**Tasks to carry out:**
**a.** Reproduce the passage of the Kindle announcement post verbatim, from "Way back when" up to and including "as Steve Jobs.)".
**b.** Write the next part of the Kindle announcement post, picking up from its final line.

** BEGIN Source extract **

Way back when we were all living in the same city, we headed out to our local Junior College to watch a live satellite feed of one of Steve Jobs’s first keynote presentations as CEO of Apple. (The one where Noah Wiley walked out on stage as Steve Jobs.)

This morning, we didn’t get to see a live satellite feed, but we did follow along with This is My Next’s liveblog of Amazon’s Kindle announcements, headed up by Jeff Bezos. 

Early impressions:

  • The whole event was very, very Apple like. 1) Lead with impressive stats. 2) Show off the new products. 3) There is no step 3.
  • Barnes and Noble? OUCH. Our headline is a joke, but you can bet the Nook Color won’t be $250 for much longer.
  • Apple? On notice, but price seemed like the only factor that should cause any real concern for Tim Cook and Co.

** END Source extract **
** BEGIN Information given **

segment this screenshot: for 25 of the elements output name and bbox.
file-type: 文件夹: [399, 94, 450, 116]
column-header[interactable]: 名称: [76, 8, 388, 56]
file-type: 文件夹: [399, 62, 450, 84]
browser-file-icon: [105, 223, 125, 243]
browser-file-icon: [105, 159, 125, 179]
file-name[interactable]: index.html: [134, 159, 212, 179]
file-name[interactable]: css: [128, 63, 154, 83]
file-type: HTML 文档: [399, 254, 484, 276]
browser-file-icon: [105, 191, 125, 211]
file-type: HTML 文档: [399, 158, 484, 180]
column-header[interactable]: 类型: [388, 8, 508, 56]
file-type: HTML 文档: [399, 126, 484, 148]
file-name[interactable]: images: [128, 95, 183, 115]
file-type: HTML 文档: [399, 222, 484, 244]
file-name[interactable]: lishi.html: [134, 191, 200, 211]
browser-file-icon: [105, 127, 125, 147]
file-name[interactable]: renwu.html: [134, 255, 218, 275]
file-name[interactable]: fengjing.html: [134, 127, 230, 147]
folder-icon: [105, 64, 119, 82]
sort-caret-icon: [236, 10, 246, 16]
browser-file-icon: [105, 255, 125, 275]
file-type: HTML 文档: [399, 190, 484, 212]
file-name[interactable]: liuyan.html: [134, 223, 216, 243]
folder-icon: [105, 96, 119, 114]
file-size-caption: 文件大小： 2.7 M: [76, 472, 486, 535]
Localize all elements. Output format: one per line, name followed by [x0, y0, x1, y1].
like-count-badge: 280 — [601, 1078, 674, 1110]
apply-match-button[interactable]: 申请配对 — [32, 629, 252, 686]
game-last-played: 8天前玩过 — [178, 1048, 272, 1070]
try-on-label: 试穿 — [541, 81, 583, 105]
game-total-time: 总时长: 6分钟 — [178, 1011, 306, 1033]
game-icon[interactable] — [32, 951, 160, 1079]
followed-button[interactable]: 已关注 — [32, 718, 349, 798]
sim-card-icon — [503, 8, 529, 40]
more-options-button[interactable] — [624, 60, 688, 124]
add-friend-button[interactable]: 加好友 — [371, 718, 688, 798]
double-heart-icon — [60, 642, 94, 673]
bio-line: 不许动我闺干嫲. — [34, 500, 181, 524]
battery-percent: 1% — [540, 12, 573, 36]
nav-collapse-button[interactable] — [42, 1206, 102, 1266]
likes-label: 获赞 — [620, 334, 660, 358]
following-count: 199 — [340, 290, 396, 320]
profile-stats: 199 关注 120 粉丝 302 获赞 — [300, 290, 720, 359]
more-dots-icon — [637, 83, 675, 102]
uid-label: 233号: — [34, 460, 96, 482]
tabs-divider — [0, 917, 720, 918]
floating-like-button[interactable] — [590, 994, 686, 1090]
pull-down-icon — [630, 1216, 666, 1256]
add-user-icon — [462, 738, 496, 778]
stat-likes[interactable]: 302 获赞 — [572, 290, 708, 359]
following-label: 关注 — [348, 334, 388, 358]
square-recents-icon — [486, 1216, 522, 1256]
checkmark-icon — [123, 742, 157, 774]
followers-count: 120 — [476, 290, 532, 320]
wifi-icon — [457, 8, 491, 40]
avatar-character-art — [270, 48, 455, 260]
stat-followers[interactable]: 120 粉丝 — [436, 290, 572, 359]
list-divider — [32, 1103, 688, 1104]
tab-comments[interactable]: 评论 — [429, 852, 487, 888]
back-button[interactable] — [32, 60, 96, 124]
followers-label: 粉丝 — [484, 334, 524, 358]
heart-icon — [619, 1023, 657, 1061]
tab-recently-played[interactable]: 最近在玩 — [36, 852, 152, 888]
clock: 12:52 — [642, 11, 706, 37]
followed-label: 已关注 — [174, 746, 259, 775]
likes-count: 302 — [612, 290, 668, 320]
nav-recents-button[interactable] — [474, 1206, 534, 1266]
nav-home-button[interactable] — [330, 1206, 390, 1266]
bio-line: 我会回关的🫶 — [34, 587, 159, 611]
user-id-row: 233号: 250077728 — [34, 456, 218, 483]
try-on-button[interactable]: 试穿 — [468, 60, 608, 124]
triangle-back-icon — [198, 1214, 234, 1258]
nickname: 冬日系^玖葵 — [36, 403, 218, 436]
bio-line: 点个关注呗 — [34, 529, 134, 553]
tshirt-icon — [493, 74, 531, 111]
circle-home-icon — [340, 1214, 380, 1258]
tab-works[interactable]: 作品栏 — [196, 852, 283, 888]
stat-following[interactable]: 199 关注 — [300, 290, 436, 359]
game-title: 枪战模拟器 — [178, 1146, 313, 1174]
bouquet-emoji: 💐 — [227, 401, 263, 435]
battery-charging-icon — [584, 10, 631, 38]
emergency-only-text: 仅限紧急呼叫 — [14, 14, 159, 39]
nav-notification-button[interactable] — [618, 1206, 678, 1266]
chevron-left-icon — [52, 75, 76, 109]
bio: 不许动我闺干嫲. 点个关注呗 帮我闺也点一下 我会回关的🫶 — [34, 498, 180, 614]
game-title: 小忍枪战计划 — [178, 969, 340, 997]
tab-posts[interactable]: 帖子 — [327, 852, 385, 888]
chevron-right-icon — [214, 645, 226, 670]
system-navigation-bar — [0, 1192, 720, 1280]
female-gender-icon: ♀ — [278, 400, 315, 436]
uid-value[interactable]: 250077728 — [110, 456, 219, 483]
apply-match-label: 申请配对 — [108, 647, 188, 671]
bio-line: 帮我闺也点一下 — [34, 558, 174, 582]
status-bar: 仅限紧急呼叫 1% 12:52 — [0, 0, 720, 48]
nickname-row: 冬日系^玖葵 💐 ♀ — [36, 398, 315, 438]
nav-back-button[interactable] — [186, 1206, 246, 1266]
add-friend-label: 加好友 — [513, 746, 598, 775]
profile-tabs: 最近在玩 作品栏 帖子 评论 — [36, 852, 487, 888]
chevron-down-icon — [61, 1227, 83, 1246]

** END Information given **

**Responses:**
**a.**
Way back when we were all living in the same city, we headed out to our local Junior College to watch a live satellite feed of one of Steve Jobs’s first keynote presentations as CEO of Apple. (The one where Noah Wiley walked out on stage as Steve Jobs.)

**b.**
  • There are now 4 Kindle models. That feels like 1 too many. (Kindle, Kindle Touch, Kindle Touch 3G, Kindle Fire.)
  • $79 Kindle nixes the keyboard, but isn’t touch-able. Questionable choice. This is the model to nix.
  • $50 premium for 3G when Wi-Fi is ubiquitous seems a bit steep, even for a lifetime of 3G connectivity. Seems a safe bet to say the Wi-Fi-only model will be the bigger seller by a wide margin.
  • The “Silk” web browser was talked-up and hyped almost as though Bezos considers it to be the Kindle Fire’s killer app. 
  • Probably because, as reports had suggested, there is no built-in email app.
  • There wasn’t a lot of talk about reading on the Kindle Fire.
  • Developers?
  • Publishers?
  • Authors?
  • Would have been nice to see any of the above on stage.
  • We saw apps, but we didn’t see the underlying OS. That’s sort of a big deal.
  • Bezos knocked the idea of syncing, but people like the comfort of having a local backup. Cloud-only seems premature.

Of course, all of these thoughts come with the caveat that live blogs are often hard to decipher, and light on detail. We may have missed some of the nuance.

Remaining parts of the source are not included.